■ Work to complete: Using the data beneath, show every line that includes the word "icon".

■ Records for the task:

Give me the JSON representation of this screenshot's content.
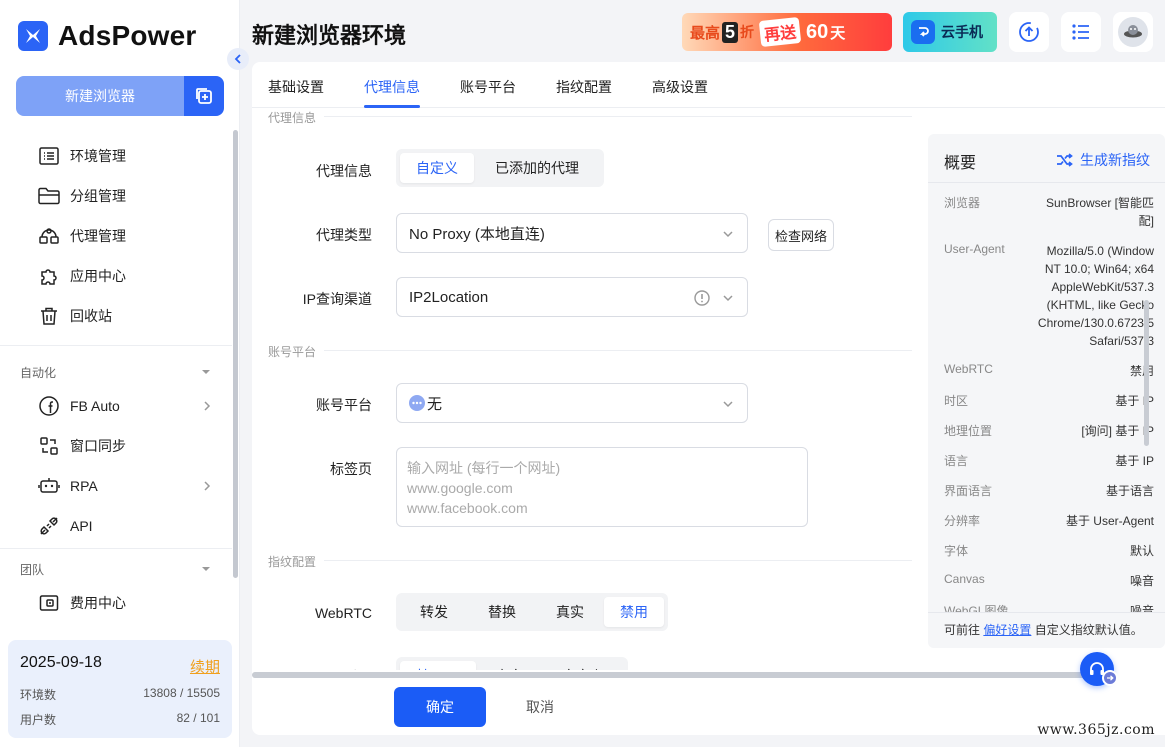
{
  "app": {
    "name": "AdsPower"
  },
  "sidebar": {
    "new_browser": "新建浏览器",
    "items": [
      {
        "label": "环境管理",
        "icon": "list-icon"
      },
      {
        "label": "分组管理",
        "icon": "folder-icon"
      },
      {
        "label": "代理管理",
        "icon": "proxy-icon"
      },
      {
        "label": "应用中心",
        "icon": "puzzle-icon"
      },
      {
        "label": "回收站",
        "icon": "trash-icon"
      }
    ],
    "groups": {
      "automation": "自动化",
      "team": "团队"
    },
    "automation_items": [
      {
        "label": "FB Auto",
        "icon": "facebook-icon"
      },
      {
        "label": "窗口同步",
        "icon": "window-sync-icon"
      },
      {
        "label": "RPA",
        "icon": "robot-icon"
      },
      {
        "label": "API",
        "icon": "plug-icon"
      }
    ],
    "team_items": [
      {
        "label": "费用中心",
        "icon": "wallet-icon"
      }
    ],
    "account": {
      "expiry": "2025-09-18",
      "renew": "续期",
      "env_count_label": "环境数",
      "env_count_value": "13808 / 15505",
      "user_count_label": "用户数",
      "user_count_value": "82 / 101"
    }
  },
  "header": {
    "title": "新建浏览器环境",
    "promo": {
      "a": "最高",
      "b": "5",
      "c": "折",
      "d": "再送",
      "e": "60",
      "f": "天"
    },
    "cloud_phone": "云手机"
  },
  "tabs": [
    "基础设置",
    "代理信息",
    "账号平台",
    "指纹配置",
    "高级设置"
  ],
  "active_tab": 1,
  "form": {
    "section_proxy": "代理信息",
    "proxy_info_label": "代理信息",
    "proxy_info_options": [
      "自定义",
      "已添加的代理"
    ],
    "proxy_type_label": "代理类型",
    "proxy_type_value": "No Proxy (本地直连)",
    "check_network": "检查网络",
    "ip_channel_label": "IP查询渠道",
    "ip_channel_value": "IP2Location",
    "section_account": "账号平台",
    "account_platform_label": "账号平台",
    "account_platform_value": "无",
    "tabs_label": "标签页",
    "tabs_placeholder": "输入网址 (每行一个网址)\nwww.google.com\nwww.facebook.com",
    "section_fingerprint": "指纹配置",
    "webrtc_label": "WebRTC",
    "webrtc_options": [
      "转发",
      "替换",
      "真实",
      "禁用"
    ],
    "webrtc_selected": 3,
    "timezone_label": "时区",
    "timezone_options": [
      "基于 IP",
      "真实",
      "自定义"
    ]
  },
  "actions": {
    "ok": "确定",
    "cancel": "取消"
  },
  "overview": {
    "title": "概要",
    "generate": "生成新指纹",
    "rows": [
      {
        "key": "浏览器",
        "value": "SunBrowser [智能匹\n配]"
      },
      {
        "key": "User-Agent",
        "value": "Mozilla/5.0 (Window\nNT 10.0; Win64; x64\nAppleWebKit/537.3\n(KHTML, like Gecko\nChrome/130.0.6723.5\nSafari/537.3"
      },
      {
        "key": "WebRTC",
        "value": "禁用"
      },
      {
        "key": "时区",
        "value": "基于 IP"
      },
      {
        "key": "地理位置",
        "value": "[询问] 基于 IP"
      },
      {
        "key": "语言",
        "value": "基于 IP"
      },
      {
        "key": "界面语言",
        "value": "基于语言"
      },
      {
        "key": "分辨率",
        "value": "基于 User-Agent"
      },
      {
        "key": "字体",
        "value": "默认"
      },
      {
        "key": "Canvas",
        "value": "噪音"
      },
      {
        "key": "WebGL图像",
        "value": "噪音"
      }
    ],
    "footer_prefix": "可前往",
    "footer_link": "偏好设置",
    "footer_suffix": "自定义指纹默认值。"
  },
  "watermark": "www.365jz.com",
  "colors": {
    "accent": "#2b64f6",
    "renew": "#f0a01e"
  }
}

■ In response:
        "icon": "list-icon"
        "icon": "folder-icon"
        "icon": "proxy-icon"
        "icon": "puzzle-icon"
        "icon": "trash-icon"
        "icon": "facebook-icon"
        "icon": "window-sync-icon"
        "icon": "robot-icon"
        "icon": "plug-icon"
        "icon": "wallet-icon"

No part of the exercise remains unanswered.